• What is expected: From the entries below, please gather each line containing the string "marker".

• Task material:

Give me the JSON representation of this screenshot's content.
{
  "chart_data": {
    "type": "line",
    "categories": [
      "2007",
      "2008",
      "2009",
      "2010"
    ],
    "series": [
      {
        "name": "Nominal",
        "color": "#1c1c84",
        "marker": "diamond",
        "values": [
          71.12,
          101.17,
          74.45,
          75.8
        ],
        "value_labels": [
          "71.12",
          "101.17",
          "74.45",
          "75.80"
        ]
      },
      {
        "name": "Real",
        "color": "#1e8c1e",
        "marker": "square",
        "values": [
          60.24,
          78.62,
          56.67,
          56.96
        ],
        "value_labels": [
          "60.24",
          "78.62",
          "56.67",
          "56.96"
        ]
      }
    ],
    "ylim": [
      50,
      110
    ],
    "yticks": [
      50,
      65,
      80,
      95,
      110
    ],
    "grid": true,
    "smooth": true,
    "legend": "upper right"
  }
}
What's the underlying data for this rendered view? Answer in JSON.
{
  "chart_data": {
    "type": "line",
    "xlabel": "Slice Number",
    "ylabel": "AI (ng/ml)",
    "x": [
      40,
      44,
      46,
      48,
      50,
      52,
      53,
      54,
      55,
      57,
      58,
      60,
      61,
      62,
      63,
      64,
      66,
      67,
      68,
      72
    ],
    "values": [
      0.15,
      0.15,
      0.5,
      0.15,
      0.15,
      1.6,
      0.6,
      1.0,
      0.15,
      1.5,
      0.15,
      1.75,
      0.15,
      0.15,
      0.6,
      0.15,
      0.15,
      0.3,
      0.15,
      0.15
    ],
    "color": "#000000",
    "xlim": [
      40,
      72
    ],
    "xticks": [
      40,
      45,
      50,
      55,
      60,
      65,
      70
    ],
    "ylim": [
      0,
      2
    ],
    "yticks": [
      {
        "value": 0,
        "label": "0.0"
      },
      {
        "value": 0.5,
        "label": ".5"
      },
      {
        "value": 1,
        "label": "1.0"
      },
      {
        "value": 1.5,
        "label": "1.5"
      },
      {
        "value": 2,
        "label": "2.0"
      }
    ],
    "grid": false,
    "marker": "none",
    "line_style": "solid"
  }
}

• Output below:
        "marker": "diamond",
        "marker": "square",
    "marker": "none",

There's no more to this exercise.